/---

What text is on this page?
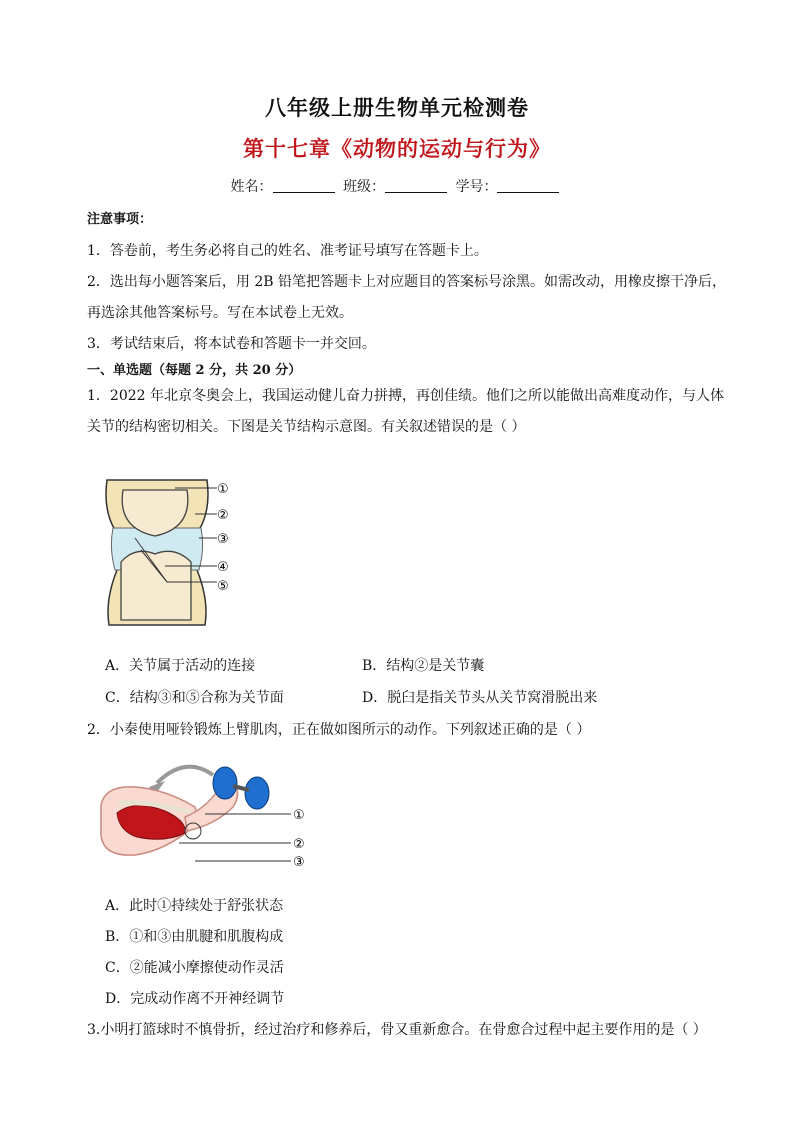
八年级上册生物单元检测卷
第十七章《动物的运动与行为》
姓名：	班级：	学号：
注意事项：
1．答卷前，考生务必将自己的姓名、准考证号填写在答题卡上。
2．选出每小题答案后，用 2B 铅笔把答题卡上对应题目的答案标号涂黑。如需改动，用橡皮擦干净后，
再选涂其他答案标号。写在本试卷上无效。
3．考试结束后，将本试卷和答题卡一并交回。
一、单选题（每题 2 分，共 20 分）
1．2022 年北京冬奥会上，我国运动健儿奋力拼搏，再创佳绩。他们之所以能做出高难度动作，与人体
关节的结构密切相关。下图是关节结构示意图。有关叙述错误的是（ ）
①
②
③
④
⑤
A．关节属于活动的连接	B．结构②是关节囊
C．结构③和⑤合称为关节面	D．脱臼是指关节头从关节窝滑脱出来
2．小秦使用哑铃锻炼上臂肌肉，正在做如图所示的动作。下列叙述正确的是（ ）
①
②
③
A．此时①持续处于舒张状态
B．①和③由肌腱和肌腹构成
C．②能减小摩擦使动作灵活
D．完成动作离不开神经调节
3.小明打篮球时不慎骨折，经过治疗和修养后，骨又重新愈合。在骨愈合过程中起主要作用的是（ ）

\---

## Aim:
Copy the records above exactly, leaving out every picture.

## Written answer:
What text is on this page?
八年级上册生物单元检测卷
第十七章《动物的运动与行为》
姓名：	班级：	学号：
注意事项：
1．答卷前，考生务必将自己的姓名、准考证号填写在答题卡上。
2．选出每小题答案后，用 2B 铅笔把答题卡上对应题目的答案标号涂黑。如需改动，用橡皮擦干净后，
再选涂其他答案标号。写在本试卷上无效。
3．考试结束后，将本试卷和答题卡一并交回。
一、单选题（每题 2 分，共 20 分）
1．2022 年北京冬奥会上，我国运动健儿奋力拼搏，再创佳绩。他们之所以能做出高难度动作，与人体
关节的结构密切相关。下图是关节结构示意图。有关叙述错误的是（ ）
①
②
③
④
⑤
A．关节属于活动的连接	B．结构②是关节囊
C．结构③和⑤合称为关节面	D．脱臼是指关节头从关节窝滑脱出来
2．小秦使用哑铃锻炼上臂肌肉，正在做如图所示的动作。下列叙述正确的是（ ）
①
②
③
A．此时①持续处于舒张状态
B．①和③由肌腱和肌腹构成
C．②能减小摩擦使动作灵活
D．完成动作离不开神经调节
3.小明打篮球时不慎骨折，经过治疗和修养后，骨又重新愈合。在骨愈合过程中起主要作用的是（ ）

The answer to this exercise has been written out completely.